- **EXERCISE BRIEF**:
The entries below are to be written out again without alteration.
begin RAW DATA
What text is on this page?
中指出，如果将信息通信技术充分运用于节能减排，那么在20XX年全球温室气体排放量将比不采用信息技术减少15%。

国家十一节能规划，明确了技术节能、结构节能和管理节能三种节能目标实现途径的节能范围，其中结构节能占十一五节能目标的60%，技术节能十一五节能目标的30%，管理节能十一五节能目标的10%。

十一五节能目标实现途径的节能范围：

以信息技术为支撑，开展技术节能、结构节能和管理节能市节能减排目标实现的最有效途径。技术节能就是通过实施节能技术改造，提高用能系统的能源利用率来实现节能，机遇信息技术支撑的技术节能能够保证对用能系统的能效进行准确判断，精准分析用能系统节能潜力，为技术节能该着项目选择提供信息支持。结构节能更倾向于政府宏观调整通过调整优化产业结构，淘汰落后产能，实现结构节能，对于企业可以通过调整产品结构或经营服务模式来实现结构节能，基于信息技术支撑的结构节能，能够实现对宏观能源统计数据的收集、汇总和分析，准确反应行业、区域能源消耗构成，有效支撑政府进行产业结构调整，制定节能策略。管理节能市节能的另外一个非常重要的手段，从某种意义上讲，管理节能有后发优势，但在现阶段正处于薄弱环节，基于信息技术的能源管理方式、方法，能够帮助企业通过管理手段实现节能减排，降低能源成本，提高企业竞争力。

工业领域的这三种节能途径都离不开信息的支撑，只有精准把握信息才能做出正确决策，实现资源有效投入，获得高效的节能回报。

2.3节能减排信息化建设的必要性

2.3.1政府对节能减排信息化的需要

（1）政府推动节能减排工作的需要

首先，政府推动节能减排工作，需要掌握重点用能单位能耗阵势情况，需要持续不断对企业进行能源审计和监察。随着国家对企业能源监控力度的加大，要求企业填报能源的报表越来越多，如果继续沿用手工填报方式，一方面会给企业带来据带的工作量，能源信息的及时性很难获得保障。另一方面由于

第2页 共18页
end RAW DATA
- **IN RESPONSE**:
What text is on this page?
中指出，如果将信息通信技术充分运用于节能减排，那么在20XX年全球温室气体排放量将比不采用信息技术减少15%。

国家十一节能规划，明确了技术节能、结构节能和管理节能三种节能目标实现途径的节能范围，其中结构节能占十一五节能目标的60%，技术节能十一五节能目标的30%，管理节能十一五节能目标的10%。

十一五节能目标实现途径的节能范围：

以信息技术为支撑，开展技术节能、结构节能和管理节能市节能减排目标实现的最有效途径。技术节能就是通过实施节能技术改造，提高用能系统的能源利用率来实现节能，机遇信息技术支撑的技术节能能够保证对用能系统的能效进行准确判断，精准分析用能系统节能潜力，为技术节能该着项目选择提供信息支持。结构节能更倾向于政府宏观调整通过调整优化产业结构，淘汰落后产能，实现结构节能，对于企业可以通过调整产品结构或经营服务模式来实现结构节能，基于信息技术支撑的结构节能，能够实现对宏观能源统计数据的收集、汇总和分析，准确反应行业、区域能源消耗构成，有效支撑政府进行产业结构调整，制定节能策略。管理节能市节能的另外一个非常重要的手段，从某种意义上讲，管理节能有后发优势，但在现阶段正处于薄弱环节，基于信息技术的能源管理方式、方法，能够帮助企业通过管理手段实现节能减排，降低能源成本，提高企业竞争力。

工业领域的这三种节能途径都离不开信息的支撑，只有精准把握信息才能做出正确决策，实现资源有效投入，获得高效的节能回报。

2.3节能减排信息化建设的必要性

2.3.1政府对节能减排信息化的需要

（1）政府推动节能减排工作的需要

首先，政府推动节能减排工作，需要掌握重点用能单位能耗阵势情况，需要持续不断对企业进行能源审计和监察。随着国家对企业能源监控力度的加大，要求企业填报能源的报表越来越多，如果继续沿用手工填报方式，一方面会给企业带来据带的工作量，能源信息的及时性很难获得保障。另一方面由于

第2页 共18页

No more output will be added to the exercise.